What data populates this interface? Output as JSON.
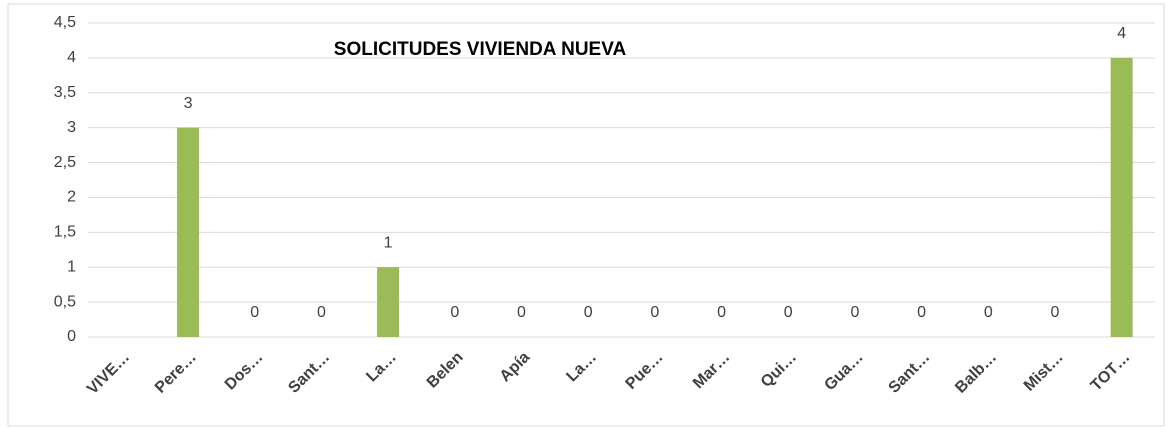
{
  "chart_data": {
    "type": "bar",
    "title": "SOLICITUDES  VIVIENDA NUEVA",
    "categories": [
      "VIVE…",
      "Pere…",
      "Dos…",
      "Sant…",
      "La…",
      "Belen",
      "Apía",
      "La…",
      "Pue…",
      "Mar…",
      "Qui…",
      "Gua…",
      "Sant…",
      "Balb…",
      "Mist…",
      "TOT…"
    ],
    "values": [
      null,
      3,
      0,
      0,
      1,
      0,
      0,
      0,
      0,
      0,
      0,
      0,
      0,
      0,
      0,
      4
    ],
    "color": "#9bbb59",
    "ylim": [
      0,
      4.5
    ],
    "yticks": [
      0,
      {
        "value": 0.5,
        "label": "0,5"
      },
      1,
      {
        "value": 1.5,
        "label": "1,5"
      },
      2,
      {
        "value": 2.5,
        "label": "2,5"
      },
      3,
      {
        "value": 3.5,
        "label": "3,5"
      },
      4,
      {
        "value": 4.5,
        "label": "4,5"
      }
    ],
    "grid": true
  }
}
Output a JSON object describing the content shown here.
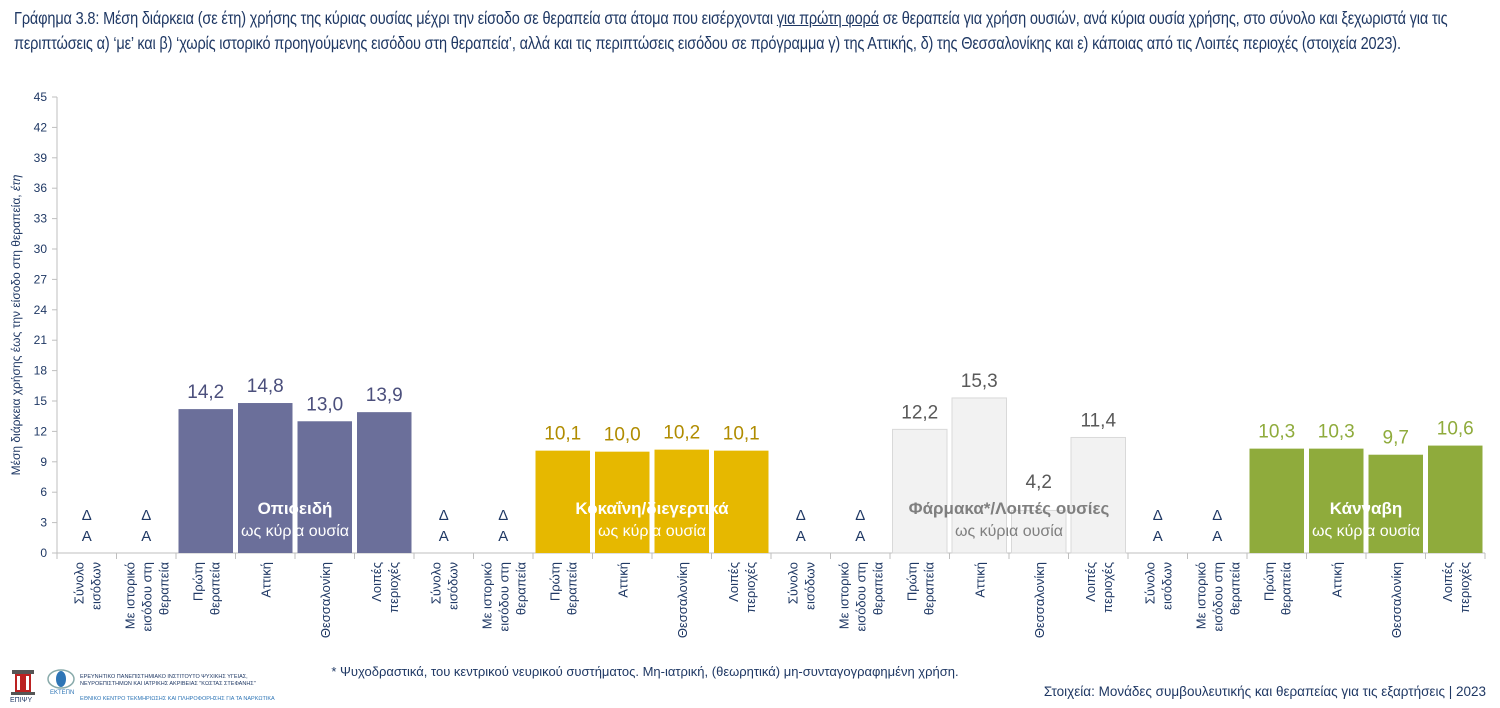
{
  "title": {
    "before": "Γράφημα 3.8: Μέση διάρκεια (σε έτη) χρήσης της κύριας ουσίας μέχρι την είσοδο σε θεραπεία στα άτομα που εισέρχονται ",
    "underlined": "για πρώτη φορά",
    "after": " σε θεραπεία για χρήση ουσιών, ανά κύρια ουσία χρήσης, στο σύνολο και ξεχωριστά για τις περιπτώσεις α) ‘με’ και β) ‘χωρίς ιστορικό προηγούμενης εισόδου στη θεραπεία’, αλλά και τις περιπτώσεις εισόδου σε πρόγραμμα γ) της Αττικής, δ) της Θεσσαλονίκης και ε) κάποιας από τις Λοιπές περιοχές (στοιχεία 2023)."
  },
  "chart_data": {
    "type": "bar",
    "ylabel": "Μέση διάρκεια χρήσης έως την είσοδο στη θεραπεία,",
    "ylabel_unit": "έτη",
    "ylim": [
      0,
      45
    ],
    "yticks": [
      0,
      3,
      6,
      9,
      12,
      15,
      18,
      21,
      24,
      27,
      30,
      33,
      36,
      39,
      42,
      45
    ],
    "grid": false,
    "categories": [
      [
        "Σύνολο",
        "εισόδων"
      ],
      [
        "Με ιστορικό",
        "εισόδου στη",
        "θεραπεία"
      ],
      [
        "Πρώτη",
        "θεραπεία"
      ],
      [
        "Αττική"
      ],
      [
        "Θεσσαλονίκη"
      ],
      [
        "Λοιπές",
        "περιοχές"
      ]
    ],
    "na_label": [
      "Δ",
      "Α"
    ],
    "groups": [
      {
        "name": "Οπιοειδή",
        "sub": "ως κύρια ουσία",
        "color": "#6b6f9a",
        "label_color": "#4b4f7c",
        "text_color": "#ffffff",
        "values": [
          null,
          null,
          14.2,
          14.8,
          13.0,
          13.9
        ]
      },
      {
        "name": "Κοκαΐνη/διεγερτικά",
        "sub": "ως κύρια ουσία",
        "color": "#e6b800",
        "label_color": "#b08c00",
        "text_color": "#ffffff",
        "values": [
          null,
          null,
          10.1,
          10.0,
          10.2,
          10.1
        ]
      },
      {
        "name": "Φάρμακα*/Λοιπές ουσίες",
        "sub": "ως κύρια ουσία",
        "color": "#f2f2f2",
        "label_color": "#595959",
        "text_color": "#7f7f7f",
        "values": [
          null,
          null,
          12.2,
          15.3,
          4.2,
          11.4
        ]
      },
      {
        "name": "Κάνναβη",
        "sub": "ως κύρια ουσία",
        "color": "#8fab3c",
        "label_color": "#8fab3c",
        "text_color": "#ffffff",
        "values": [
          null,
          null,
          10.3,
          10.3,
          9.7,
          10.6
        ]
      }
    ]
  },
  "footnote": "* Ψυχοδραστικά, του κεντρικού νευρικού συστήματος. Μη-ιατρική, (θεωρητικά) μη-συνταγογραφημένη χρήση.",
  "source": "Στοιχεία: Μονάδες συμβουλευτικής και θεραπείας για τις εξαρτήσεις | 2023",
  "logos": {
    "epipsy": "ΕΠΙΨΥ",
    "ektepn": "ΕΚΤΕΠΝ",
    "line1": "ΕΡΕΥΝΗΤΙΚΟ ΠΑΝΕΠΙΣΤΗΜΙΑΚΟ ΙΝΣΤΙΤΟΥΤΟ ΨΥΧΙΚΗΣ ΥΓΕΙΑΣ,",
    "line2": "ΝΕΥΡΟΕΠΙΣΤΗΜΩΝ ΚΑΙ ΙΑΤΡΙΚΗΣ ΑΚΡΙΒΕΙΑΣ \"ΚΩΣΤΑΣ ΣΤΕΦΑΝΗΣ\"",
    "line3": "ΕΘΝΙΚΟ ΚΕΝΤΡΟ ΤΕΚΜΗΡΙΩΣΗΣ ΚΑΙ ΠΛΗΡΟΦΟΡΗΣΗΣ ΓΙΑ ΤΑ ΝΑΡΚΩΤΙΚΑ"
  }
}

******************************

§ **What you will do**: Where a line of the material above holds the string "JSON", copy that line.

§ **Answer to the exercise**:
What data populates this interface? Output as JSON.
Output a JSON object describing the content shown here.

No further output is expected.